## [SEITENTEXT]

Apropos Bündner Herrschaft: Der Name leitet sich von der Zeit her, da die Gerichte Maienfeld und Malans Untertanengebiet der Drei Bünde waren. 1509 und 1536 kauften die Bündner diesen Landstrich von den verarmten Herren von Brandis und schickten „auf der Rod“ Landvögte nach Maienfeld. Weil aber die Herrschäftler als Mitglieder der X-Gerichte sich am Kauf auch beteiligten, waren unsere Vorfahren zugleich Beherrschte und Herrscher.
J.G. von Salis wird in Zürich Generalinspektor der helvetischen Truppen. In Bern erhält er eine Stelle am Kassationsgerichtshof, auch wird er Mitglied der Tagsatzung.
Schliesslich setzt Napoleon den Wirrnissen ein Ende, und die helvetischen Kantone unterzeichnen den Mediationsvertrag. Graubünden kommt 1803 als neugegründeter Kanton zur Schweiz.
Nun kann Salis mit der Familie nach Graubünden heimkehren. Da bekleidet er verschiedene Staatsämter und wird eidgenössischer Oberst.
Bis zu seinem Tod am 29. Januar 1834 lebt er zurückgezogen im Turmhaus, dann wird er gemäss seinem Wunsch in Seewis beerdigt.
Besichtigung des Barockgartens vom Schloss Bothmar 4
Erste bekannte Schlossbesitzer zwischen 1500 -1550 sind die Beeli von Belfort, nachher folgende Patrizierfamilien: von Moos, genannt Gugelberg / die Planta von Wildenberg / die von Salis-Maienfeld (Salis de Bothmar) / seit 1762 bis heute die von Salis-Seewis.
Der nach französischem Muster angelegte Garten gilt als einer der schönsten Barockgärten der Schweiz. Er wurde zwischen 1740 und 1750 eingerichtet und wird heute noch gepflegt: Springbrunnen und geschnittene Buchsbäume, Goldene Grafenkrone beim Eingang, Nachtigallenwäldchen mit Büste des Dichters, im Ruchenberg Mammutbaum.

(Verzeichnisse der Elementpositionen)
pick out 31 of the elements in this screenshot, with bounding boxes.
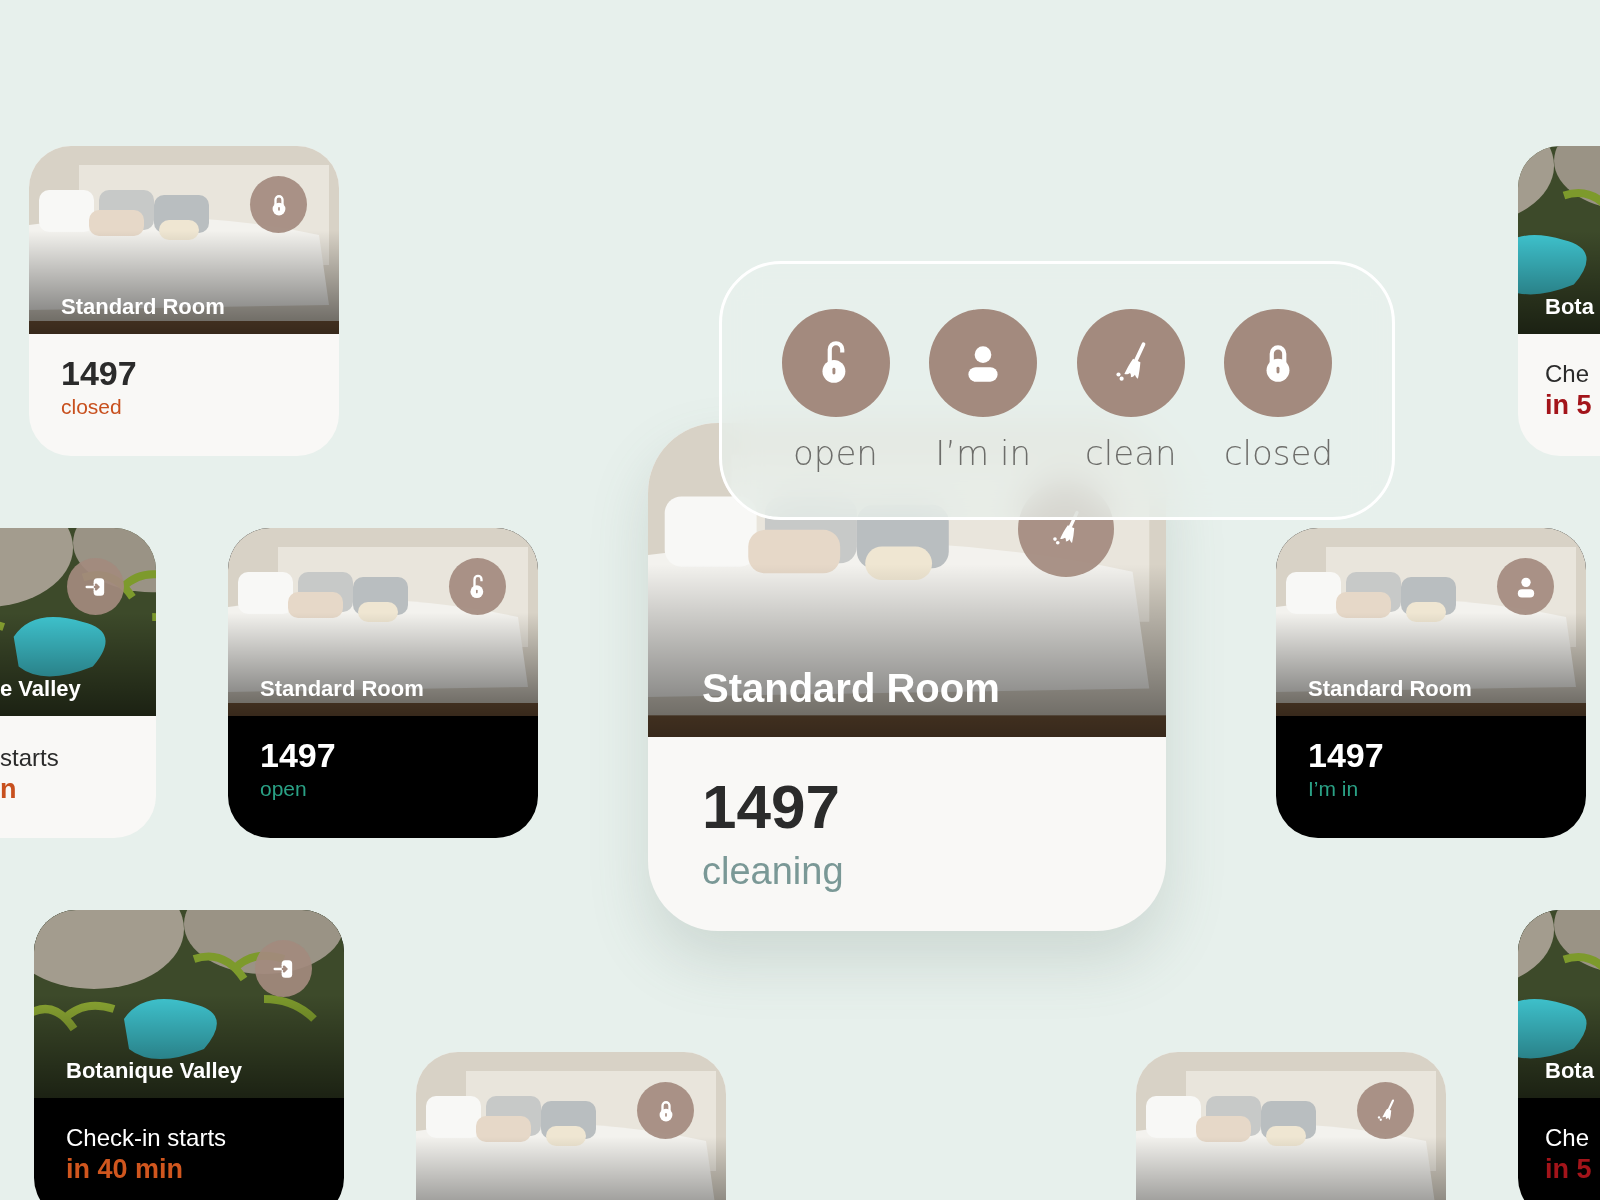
card-title: Bota — [1545, 294, 1595, 320]
room-number: 1497 — [61, 354, 137, 393]
hotel-card[interactable]: Bota Che in 5 — [1518, 146, 1600, 456]
room-card[interactable]: Standard Room 1497 open — [228, 528, 538, 838]
room-number: 1497 — [1308, 736, 1384, 775]
room-number: 1497 — [702, 771, 840, 842]
card-title: Standard Room — [61, 294, 226, 320]
checkin-label: Che — [1545, 1124, 1590, 1152]
card-title: Standard Room — [702, 666, 1001, 711]
checkin-time: in 40 min — [66, 1154, 184, 1185]
checkin-label: Che — [1545, 360, 1590, 388]
checkin-label: Check-in starts — [66, 1124, 227, 1152]
hotel-card[interactable]: e Valley starts n — [0, 528, 156, 838]
checkin-time: in 5 — [1545, 390, 1592, 421]
checkin-label: starts — [0, 744, 59, 772]
room-status: cleaning — [702, 850, 844, 893]
room-status: closed — [61, 395, 122, 419]
card-title: Standard Room — [1308, 676, 1473, 702]
card-title: Bota — [1545, 1058, 1595, 1084]
room-status: I’m in — [1308, 777, 1359, 801]
card-title: e Valley — [0, 676, 82, 702]
room-card[interactable]: Standard Room 1497 closed — [29, 146, 339, 456]
card-title: Standard Room — [260, 676, 425, 702]
hotel-card[interactable]: Bota Che in 5 — [1518, 910, 1600, 1200]
checkin-time: in 5 — [1545, 1154, 1592, 1185]
card-title: Botanique Valley — [66, 1058, 244, 1084]
checkin-time: n — [0, 774, 17, 805]
room-status: open — [260, 777, 307, 801]
room-number: 1497 — [260, 736, 336, 775]
room-card[interactable]: Standard Room 1497 I’m in — [1276, 528, 1586, 838]
hotel-card[interactable]: Botanique Valley Check-in starts in 40 min — [34, 910, 344, 1200]
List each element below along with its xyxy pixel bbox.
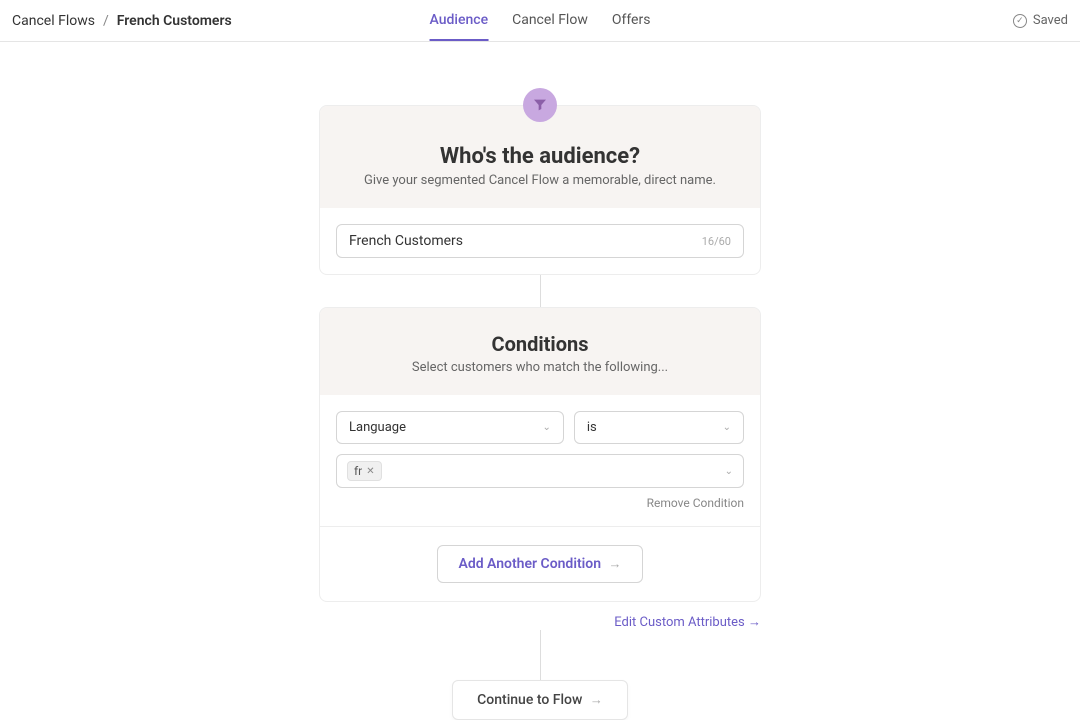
conditions-card-header: Conditions Select customers who match th… — [320, 308, 760, 395]
remove-condition-link[interactable]: Remove Condition — [336, 496, 744, 510]
condition-value-tag: fr ✕ — [347, 461, 382, 481]
condition-row: Language ⌄ is ⌄ — [336, 411, 744, 444]
tag-label: fr — [354, 464, 362, 478]
condition-operator-select[interactable]: is ⌄ — [574, 411, 744, 444]
continue-to-flow-button[interactable]: Continue to Flow → — [452, 680, 628, 720]
tag-remove-icon[interactable]: ✕ — [366, 466, 374, 477]
audience-card: Who's the audience? Give your segmented … — [319, 105, 761, 275]
conditions-card: Conditions Select customers who match th… — [319, 307, 761, 602]
audience-title: Who's the audience? — [344, 144, 736, 169]
char-count: 16/60 — [702, 235, 731, 248]
condition-operator-value: is — [587, 420, 597, 435]
conditions-card-footer: Add Another Condition → — [320, 526, 760, 601]
tab-cancel-flow[interactable]: Cancel Flow — [512, 0, 588, 41]
tabs: Audience Cancel Flow Offers — [430, 0, 651, 41]
breadcrumb-current: French Customers — [117, 13, 232, 29]
tab-audience[interactable]: Audience — [430, 0, 489, 41]
condition-value-select[interactable]: fr ✕ ⌄ — [336, 454, 744, 488]
add-condition-label: Add Another Condition — [458, 556, 601, 572]
edit-attrs-label: Edit Custom Attributes — [614, 615, 745, 630]
edit-custom-attributes-link[interactable]: Edit Custom Attributes → — [319, 614, 761, 630]
audience-name-input[interactable] — [349, 233, 702, 249]
connector-line — [540, 275, 541, 307]
chevron-down-icon: ⌄ — [542, 422, 550, 433]
audience-card-body: 16/60 — [320, 208, 760, 274]
content: Who's the audience? Give your segmented … — [0, 42, 1080, 720]
connector-line — [540, 630, 541, 680]
arrow-right-icon: → — [590, 693, 603, 708]
condition-attribute-value: Language — [349, 420, 406, 435]
breadcrumb-separator: / — [103, 13, 109, 29]
condition-attribute-select[interactable]: Language ⌄ — [336, 411, 564, 444]
conditions-title: Conditions — [344, 332, 736, 356]
saved-label: Saved — [1033, 13, 1068, 28]
audience-name-field-wrap: 16/60 — [336, 224, 744, 258]
continue-label: Continue to Flow — [477, 692, 582, 708]
arrow-right-icon: → — [609, 557, 622, 572]
tab-offers[interactable]: Offers — [612, 0, 651, 41]
breadcrumb: Cancel Flows / French Customers — [12, 13, 232, 29]
conditions-card-body: Language ⌄ is ⌄ fr ✕ ⌄ Remove Condition — [320, 395, 760, 526]
add-condition-button[interactable]: Add Another Condition → — [437, 545, 642, 583]
chevron-down-icon: ⌄ — [725, 466, 733, 477]
audience-subtitle: Give your segmented Cancel Flow a memora… — [344, 173, 736, 188]
save-status: ✓ Saved — [1013, 13, 1068, 28]
chevron-down-icon: ⌄ — [723, 422, 731, 433]
arrow-right-icon: → — [748, 615, 761, 630]
filter-icon-badge — [523, 88, 557, 122]
check-circle-icon: ✓ — [1013, 14, 1027, 28]
conditions-subtitle: Select customers who match the following… — [344, 360, 736, 375]
breadcrumb-parent-link[interactable]: Cancel Flows — [12, 13, 95, 29]
filter-icon — [532, 97, 548, 113]
header: Cancel Flows / French Customers Audience… — [0, 0, 1080, 42]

## [AUFGABEN]
(a) In welchen Jahren erwarben die Bündner laut dem Text über Schloss Bothmar den Landstrich von den Herren von Brandis?
(b) Warum waren die Vorfahren laut dem Text über Schloss Bothmar zugleich Beherrschte und Herrscher? Begründe es in ein bis drei Sätzen.
(c) Führe den Text über Schloss Bothmar nach seinem letzten Satz weiter.

## [ANTWORTEN PRO AUFGABE]
(a) 1509 und 1536.

(b) Die Gerichte Maienfeld und Malans waren Untertanengebiet der Drei Bünde. Die Herrschäftler hatten sich aber als Mitglieder der X-Gerichte selbst am Kauf dieses Gebiets beteiligt.

(c)
Fadära
Gerne hätte sich Salis nach seiner Heimkehr nach Graubünden in die stille, einfache Natur zurückgezogen, kann sich aber als vom Staat und Militär überall beanspruchter Vater diesen Wunsch nie erfüllen im Gegensatz zu seiner Tochter Ursina (Sina).
Diese heiratet 1828 den Seewiser Anton Michel (oder Michèl) aus einer angese-henen Seewiser Familie. Geboren um 1800, besucht er die Schule in Seewis und nachher die neu gegründete Kantonsschule in Chur, tritt in die Schweizergarde des Königs Luwigs XVIII., erlebt dort als Hauptmann die Julirevolution, Rückkehr mit der Familie in die Schweiz. Landwirt auf Fadära. Eidgenössischer Oberst.
1839/40 baut er für die Frau Sina auf seinem Boden auf Fadära ein Landhaus, das unmittelbar an das Gut „Underfadära“ der Familie Salis-Seewis angrenzt. Es ist das einzige Haus in der Gegend, zunächst ohne Fahrweg. Später übernimmt er Under-fadära von den Erben des verstorbenen Bruders des Dichters, Herkules von Salis.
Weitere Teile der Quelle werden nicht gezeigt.